## Record extracts
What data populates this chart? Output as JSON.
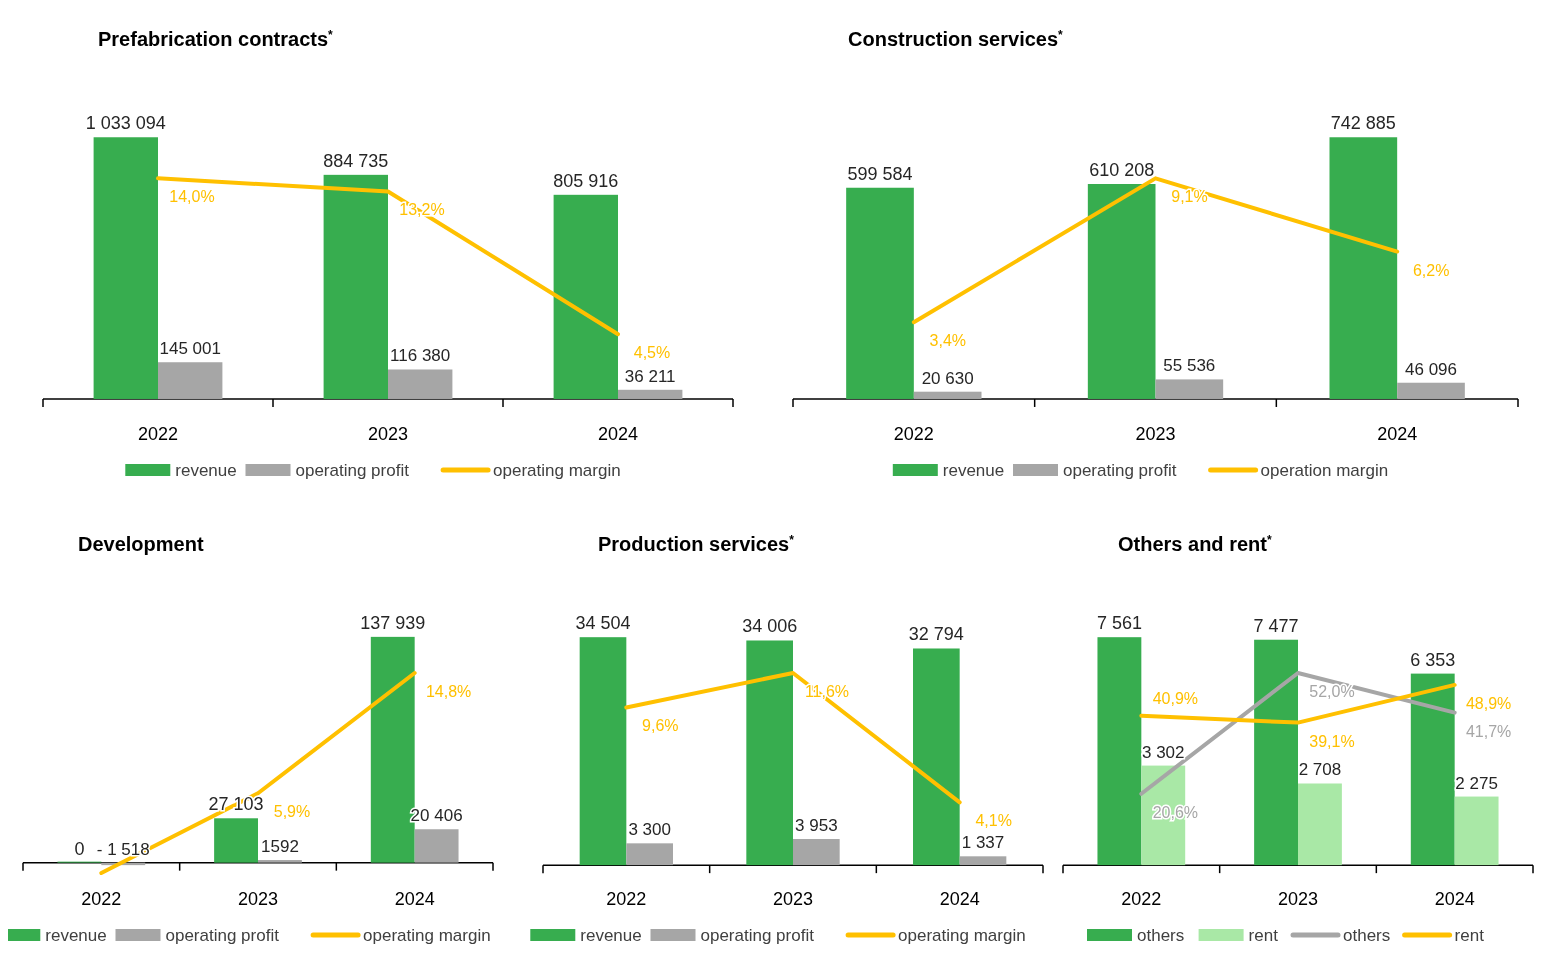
{
  "chart_data": [
    {
      "type": "bar",
      "title": "Prefabrication contracts$^{*}$",
      "categories": [
        "2022",
        "2023",
        "2024"
      ],
      "tick_labels": "x",
      "legend": "bottom",
      "series": [
        {
          "name": "revenue",
          "color": "#37ad4f",
          "values": [
            1033094,
            884735,
            805916
          ],
          "value_labels": [
            "1 033 094",
            "884 735",
            "805 916"
          ]
        },
        {
          "name": "operating profit",
          "color": "#a6a6a6",
          "values": [
            145001,
            116380,
            36211
          ],
          "value_labels": [
            "145 001",
            "116 380",
            "36 211"
          ]
        },
        {
          "name": "operating margin",
          "type": "line",
          "axis": "y2",
          "color": "#ffc000",
          "values": [
            14.0,
            13.2,
            4.5
          ],
          "value_labels": [
            "14,0%",
            "13,2%",
            "4,5%"
          ]
        }
      ]
    },
    {
      "type": "bar",
      "title": "Construction services$^{*}$",
      "categories": [
        "2022",
        "2023",
        "2024"
      ],
      "tick_labels": "x",
      "legend": "bottom",
      "series": [
        {
          "name": "revenue",
          "color": "#37ad4f",
          "values": [
            599584,
            610208,
            742885
          ],
          "value_labels": [
            "599 584",
            "610 208",
            "742 885"
          ]
        },
        {
          "name": "operating profit",
          "color": "#a6a6a6",
          "values": [
            20630,
            55536,
            46096
          ],
          "value_labels": [
            "20 630",
            "55 536",
            "46 096"
          ]
        },
        {
          "name": "operation margin",
          "type": "line",
          "axis": "y2",
          "color": "#ffc000",
          "values": [
            3.4,
            9.1,
            6.2
          ],
          "value_labels": [
            "3,4%",
            "9,1%",
            "6,2%"
          ]
        }
      ]
    },
    {
      "type": "bar",
      "title": "Development",
      "categories": [
        "2022",
        "2023",
        "2024"
      ],
      "tick_labels": "x",
      "legend": "bottom",
      "series": [
        {
          "name": "revenue",
          "color": "#37ad4f",
          "values": [
            0,
            27103,
            137939
          ],
          "value_labels": [
            "0",
            "27 103",
            "137 939"
          ]
        },
        {
          "name": "operating profit",
          "color": "#a6a6a6",
          "values": [
            -1518,
            1592,
            20406
          ],
          "value_labels": [
            "- 1 518",
            "1592",
            "20 406"
          ]
        },
        {
          "name": "operating margin",
          "type": "line",
          "axis": "y2",
          "color": "#ffc000",
          "values": [
            0,
            5.9,
            14.8
          ],
          "value_labels": [
            null,
            "5,9%",
            "14,8%"
          ]
        }
      ]
    },
    {
      "type": "bar",
      "title": "Production services$^{*}$",
      "categories": [
        "2022",
        "2023",
        "2024"
      ],
      "tick_labels": "x",
      "legend": "bottom",
      "series": [
        {
          "name": "revenue",
          "color": "#37ad4f",
          "values": [
            34504,
            34006,
            32794
          ],
          "value_labels": [
            "34 504",
            "34 006",
            "32 794"
          ]
        },
        {
          "name": "operating profit",
          "color": "#a6a6a6",
          "values": [
            3300,
            3953,
            1337
          ],
          "value_labels": [
            "3 300",
            "3 953",
            "1 337"
          ]
        },
        {
          "name": "operating margin",
          "type": "line",
          "axis": "y2",
          "color": "#ffc000",
          "values": [
            9.6,
            11.6,
            4.1
          ],
          "value_labels": [
            "9,6%",
            "11,6%",
            "4,1%"
          ]
        }
      ]
    },
    {
      "type": "bar",
      "title": "Others and rent$^{*}$",
      "categories": [
        "2022",
        "2023",
        "2024"
      ],
      "tick_labels": "x",
      "legend": "bottom",
      "series": [
        {
          "name": "others",
          "color": "#37ad4f",
          "values": [
            7561,
            7477,
            6353
          ],
          "value_labels": [
            "7 561",
            "7 477",
            "6 353"
          ]
        },
        {
          "name": "rent",
          "color": "#a9e8a6",
          "values": [
            3302,
            2708,
            2275
          ],
          "value_labels": [
            "3 302",
            "2 708",
            "2 275"
          ]
        },
        {
          "name": "others",
          "type": "line",
          "axis": "y2",
          "color": "#a6a6a6",
          "values": [
            20.6,
            52.0,
            41.7
          ],
          "value_labels": [
            "20,6%",
            "52,0%",
            "41,7%"
          ]
        },
        {
          "name": "rent",
          "type": "line",
          "axis": "y2",
          "color": "#ffc000",
          "values": [
            40.9,
            39.1,
            48.9
          ],
          "value_labels": [
            "40,9%",
            "39,1%",
            "48,9%"
          ]
        }
      ]
    }
  ]
}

## Directions
Reproduce all of the material above word for word. Omit the pictures.

## Exercise answer
What data populates this chart? Output as JSON.
{
  "chart_data": [
    {
      "type": "bar",
      "title": "Prefabrication contracts$^{*}$",
      "categories": [
        "2022",
        "2023",
        "2024"
      ],
      "tick_labels": "x",
      "legend": "bottom",
      "series": [
        {
          "name": "revenue",
          "color": "#37ad4f",
          "values": [
            1033094,
            884735,
            805916
          ],
          "value_labels": [
            "1 033 094",
            "884 735",
            "805 916"
          ]
        },
        {
          "name": "operating profit",
          "color": "#a6a6a6",
          "values": [
            145001,
            116380,
            36211
          ],
          "value_labels": [
            "145 001",
            "116 380",
            "36 211"
          ]
        },
        {
          "name": "operating margin",
          "type": "line",
          "axis": "y2",
          "color": "#ffc000",
          "values": [
            14.0,
            13.2,
            4.5
          ],
          "value_labels": [
            "14,0%",
            "13,2%",
            "4,5%"
          ]
        }
      ]
    },
    {
      "type": "bar",
      "title": "Construction services$^{*}$",
      "categories": [
        "2022",
        "2023",
        "2024"
      ],
      "tick_labels": "x",
      "legend": "bottom",
      "series": [
        {
          "name": "revenue",
          "color": "#37ad4f",
          "values": [
            599584,
            610208,
            742885
          ],
          "value_labels": [
            "599 584",
            "610 208",
            "742 885"
          ]
        },
        {
          "name": "operating profit",
          "color": "#a6a6a6",
          "values": [
            20630,
            55536,
            46096
          ],
          "value_labels": [
            "20 630",
            "55 536",
            "46 096"
          ]
        },
        {
          "name": "operation margin",
          "type": "line",
          "axis": "y2",
          "color": "#ffc000",
          "values": [
            3.4,
            9.1,
            6.2
          ],
          "value_labels": [
            "3,4%",
            "9,1%",
            "6,2%"
          ]
        }
      ]
    },
    {
      "type": "bar",
      "title": "Development",
      "categories": [
        "2022",
        "2023",
        "2024"
      ],
      "tick_labels": "x",
      "legend": "bottom",
      "series": [
        {
          "name": "revenue",
          "color": "#37ad4f",
          "values": [
            0,
            27103,
            137939
          ],
          "value_labels": [
            "0",
            "27 103",
            "137 939"
          ]
        },
        {
          "name": "operating profit",
          "color": "#a6a6a6",
          "values": [
            -1518,
            1592,
            20406
          ],
          "value_labels": [
            "- 1 518",
            "1592",
            "20 406"
          ]
        },
        {
          "name": "operating margin",
          "type": "line",
          "axis": "y2",
          "color": "#ffc000",
          "values": [
            0,
            5.9,
            14.8
          ],
          "value_labels": [
            null,
            "5,9%",
            "14,8%"
          ]
        }
      ]
    },
    {
      "type": "bar",
      "title": "Production services$^{*}$",
      "categories": [
        "2022",
        "2023",
        "2024"
      ],
      "tick_labels": "x",
      "legend": "bottom",
      "series": [
        {
          "name": "revenue",
          "color": "#37ad4f",
          "values": [
            34504,
            34006,
            32794
          ],
          "value_labels": [
            "34 504",
            "34 006",
            "32 794"
          ]
        },
        {
          "name": "operating profit",
          "color": "#a6a6a6",
          "values": [
            3300,
            3953,
            1337
          ],
          "value_labels": [
            "3 300",
            "3 953",
            "1 337"
          ]
        },
        {
          "name": "operating margin",
          "type": "line",
          "axis": "y2",
          "color": "#ffc000",
          "values": [
            9.6,
            11.6,
            4.1
          ],
          "value_labels": [
            "9,6%",
            "11,6%",
            "4,1%"
          ]
        }
      ]
    },
    {
      "type": "bar",
      "title": "Others and rent$^{*}$",
      "categories": [
        "2022",
        "2023",
        "2024"
      ],
      "tick_labels": "x",
      "legend": "bottom",
      "series": [
        {
          "name": "others",
          "color": "#37ad4f",
          "values": [
            7561,
            7477,
            6353
          ],
          "value_labels": [
            "7 561",
            "7 477",
            "6 353"
          ]
        },
        {
          "name": "rent",
          "color": "#a9e8a6",
          "values": [
            3302,
            2708,
            2275
          ],
          "value_labels": [
            "3 302",
            "2 708",
            "2 275"
          ]
        },
        {
          "name": "others",
          "type": "line",
          "axis": "y2",
          "color": "#a6a6a6",
          "values": [
            20.6,
            52.0,
            41.7
          ],
          "value_labels": [
            "20,6%",
            "52,0%",
            "41,7%"
          ]
        },
        {
          "name": "rent",
          "type": "line",
          "axis": "y2",
          "color": "#ffc000",
          "values": [
            40.9,
            39.1,
            48.9
          ],
          "value_labels": [
            "40,9%",
            "39,1%",
            "48,9%"
          ]
        }
      ]
    }
  ]
}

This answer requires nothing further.